"""
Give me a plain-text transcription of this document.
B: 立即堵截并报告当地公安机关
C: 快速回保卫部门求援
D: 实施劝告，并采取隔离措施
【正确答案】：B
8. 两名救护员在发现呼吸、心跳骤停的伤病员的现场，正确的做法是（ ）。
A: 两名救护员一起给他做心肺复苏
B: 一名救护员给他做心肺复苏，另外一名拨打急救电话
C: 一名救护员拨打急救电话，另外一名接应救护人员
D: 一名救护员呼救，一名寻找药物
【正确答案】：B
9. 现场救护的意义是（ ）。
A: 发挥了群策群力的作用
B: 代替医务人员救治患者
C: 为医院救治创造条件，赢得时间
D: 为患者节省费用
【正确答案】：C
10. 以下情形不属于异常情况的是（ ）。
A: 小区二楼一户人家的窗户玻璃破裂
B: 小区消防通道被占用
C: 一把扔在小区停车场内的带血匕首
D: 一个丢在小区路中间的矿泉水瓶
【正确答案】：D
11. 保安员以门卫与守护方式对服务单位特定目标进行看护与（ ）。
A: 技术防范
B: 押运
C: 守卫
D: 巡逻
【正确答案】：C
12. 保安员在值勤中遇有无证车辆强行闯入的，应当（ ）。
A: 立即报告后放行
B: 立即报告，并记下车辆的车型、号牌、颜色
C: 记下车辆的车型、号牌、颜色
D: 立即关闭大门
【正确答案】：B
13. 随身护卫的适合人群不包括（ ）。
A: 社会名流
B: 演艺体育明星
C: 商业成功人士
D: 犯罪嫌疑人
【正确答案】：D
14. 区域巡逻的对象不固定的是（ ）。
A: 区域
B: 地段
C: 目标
"""
"""
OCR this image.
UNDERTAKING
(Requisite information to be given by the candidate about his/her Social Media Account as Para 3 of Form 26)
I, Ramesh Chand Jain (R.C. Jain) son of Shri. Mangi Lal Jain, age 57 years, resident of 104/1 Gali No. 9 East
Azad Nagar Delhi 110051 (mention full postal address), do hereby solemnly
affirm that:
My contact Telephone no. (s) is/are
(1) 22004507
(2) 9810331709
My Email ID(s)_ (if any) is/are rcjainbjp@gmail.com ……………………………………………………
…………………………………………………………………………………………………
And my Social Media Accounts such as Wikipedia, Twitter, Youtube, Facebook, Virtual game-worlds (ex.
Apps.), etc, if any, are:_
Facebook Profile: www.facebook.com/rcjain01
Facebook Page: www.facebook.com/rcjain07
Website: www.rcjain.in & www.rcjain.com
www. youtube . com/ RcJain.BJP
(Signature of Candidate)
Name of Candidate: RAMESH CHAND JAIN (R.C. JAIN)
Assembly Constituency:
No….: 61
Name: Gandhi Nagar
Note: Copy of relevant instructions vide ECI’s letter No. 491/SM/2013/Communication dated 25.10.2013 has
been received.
"""
"""
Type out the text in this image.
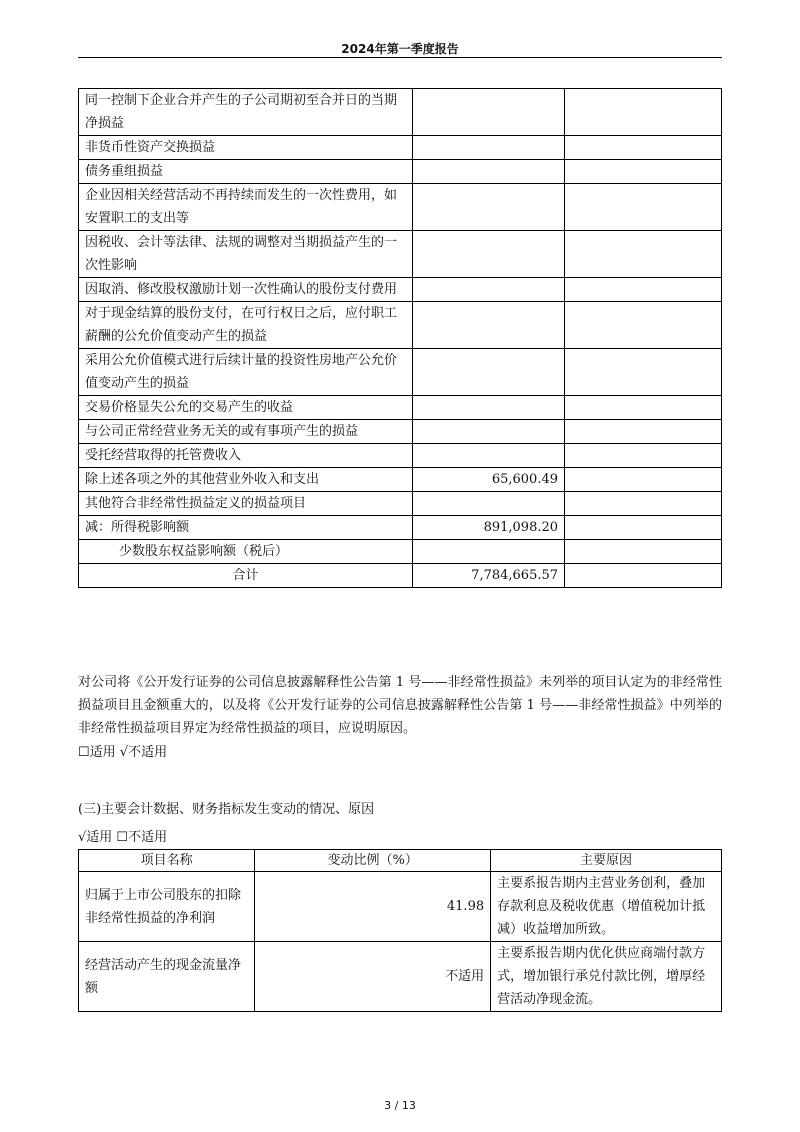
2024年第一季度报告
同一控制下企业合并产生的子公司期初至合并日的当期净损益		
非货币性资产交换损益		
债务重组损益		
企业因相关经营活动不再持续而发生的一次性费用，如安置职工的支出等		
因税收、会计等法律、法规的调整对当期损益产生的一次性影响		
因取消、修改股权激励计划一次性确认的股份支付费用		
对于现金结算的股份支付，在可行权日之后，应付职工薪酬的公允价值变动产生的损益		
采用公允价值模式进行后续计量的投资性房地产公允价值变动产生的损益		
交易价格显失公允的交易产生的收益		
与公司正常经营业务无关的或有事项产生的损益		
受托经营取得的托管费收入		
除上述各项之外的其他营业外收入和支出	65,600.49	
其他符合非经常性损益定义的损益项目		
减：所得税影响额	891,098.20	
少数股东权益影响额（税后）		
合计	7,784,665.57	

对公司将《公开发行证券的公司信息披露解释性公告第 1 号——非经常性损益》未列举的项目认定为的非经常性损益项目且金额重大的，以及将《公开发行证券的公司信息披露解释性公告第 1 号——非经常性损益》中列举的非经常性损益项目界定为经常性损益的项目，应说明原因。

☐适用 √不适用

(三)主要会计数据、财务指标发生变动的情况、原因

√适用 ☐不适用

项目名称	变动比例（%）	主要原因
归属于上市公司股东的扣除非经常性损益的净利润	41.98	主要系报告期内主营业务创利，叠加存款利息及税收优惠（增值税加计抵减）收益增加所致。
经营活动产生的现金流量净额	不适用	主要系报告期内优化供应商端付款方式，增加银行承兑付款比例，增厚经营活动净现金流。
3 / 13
"""
Give only the number of lines in the listing above that include the string "Facebook".

* [REPLY] 3